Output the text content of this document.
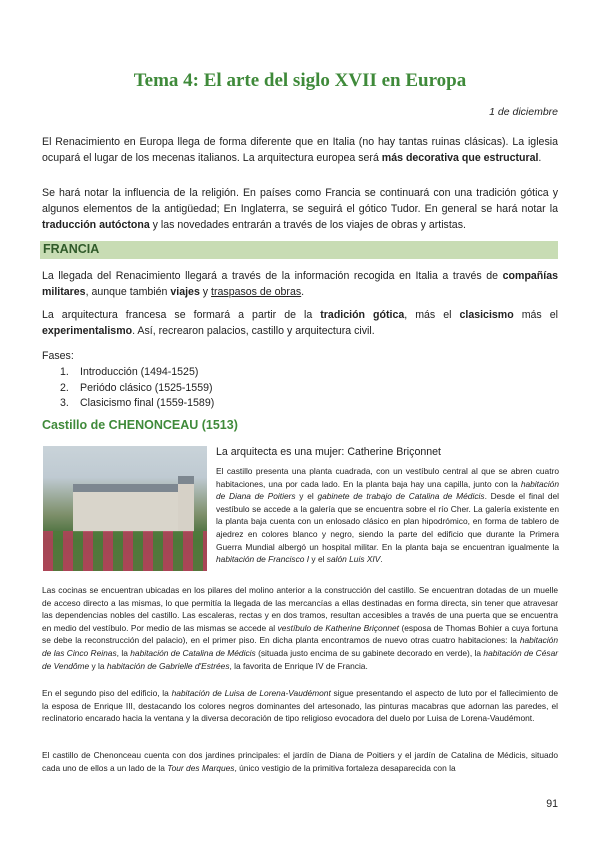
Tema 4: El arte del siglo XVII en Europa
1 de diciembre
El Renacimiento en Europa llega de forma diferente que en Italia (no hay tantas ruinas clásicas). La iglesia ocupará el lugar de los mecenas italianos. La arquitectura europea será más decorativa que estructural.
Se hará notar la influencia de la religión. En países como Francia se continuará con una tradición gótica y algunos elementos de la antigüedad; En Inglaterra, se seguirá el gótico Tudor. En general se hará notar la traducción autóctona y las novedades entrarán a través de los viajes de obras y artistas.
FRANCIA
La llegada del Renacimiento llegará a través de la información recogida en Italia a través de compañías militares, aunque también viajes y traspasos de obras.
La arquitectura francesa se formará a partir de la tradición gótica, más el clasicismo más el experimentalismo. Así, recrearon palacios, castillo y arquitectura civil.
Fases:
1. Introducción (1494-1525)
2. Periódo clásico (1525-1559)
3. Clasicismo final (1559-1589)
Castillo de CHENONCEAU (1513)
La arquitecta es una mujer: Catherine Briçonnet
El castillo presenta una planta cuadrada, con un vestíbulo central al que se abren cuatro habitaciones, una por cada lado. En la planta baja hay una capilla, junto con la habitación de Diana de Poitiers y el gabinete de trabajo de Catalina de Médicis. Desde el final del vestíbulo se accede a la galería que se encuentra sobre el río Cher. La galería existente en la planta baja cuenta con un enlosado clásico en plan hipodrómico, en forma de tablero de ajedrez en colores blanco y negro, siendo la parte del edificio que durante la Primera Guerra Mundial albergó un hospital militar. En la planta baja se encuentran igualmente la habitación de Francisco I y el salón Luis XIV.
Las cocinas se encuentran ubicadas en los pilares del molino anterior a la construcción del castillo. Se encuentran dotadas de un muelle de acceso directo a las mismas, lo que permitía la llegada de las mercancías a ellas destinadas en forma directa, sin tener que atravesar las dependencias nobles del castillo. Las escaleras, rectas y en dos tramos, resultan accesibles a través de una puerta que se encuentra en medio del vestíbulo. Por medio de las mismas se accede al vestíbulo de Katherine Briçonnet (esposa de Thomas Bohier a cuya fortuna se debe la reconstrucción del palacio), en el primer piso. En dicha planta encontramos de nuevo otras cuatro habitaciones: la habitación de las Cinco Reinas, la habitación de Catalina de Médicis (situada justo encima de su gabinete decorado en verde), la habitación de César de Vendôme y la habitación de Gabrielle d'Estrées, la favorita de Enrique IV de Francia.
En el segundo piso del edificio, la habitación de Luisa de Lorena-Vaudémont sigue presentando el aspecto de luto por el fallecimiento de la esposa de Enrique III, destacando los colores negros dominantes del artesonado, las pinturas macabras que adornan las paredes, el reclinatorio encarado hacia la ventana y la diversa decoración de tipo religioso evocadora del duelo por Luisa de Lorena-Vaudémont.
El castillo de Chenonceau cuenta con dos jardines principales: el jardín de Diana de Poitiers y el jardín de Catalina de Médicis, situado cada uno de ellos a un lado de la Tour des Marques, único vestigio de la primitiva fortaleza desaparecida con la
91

+ + + +

**REQUIRED TASK:**
Find each line holding the word "Europa" and copy it.

**ANSWER TO THE TASK:**
Tema 4: El arte del siglo XVII en Europa
El Renacimiento en Europa llega de forma diferente que en Italia (no hay tantas ruinas clásicas). La iglesia ocupará el lugar de los mecenas italianos. La arquitectura europea será más decorativa que estructural.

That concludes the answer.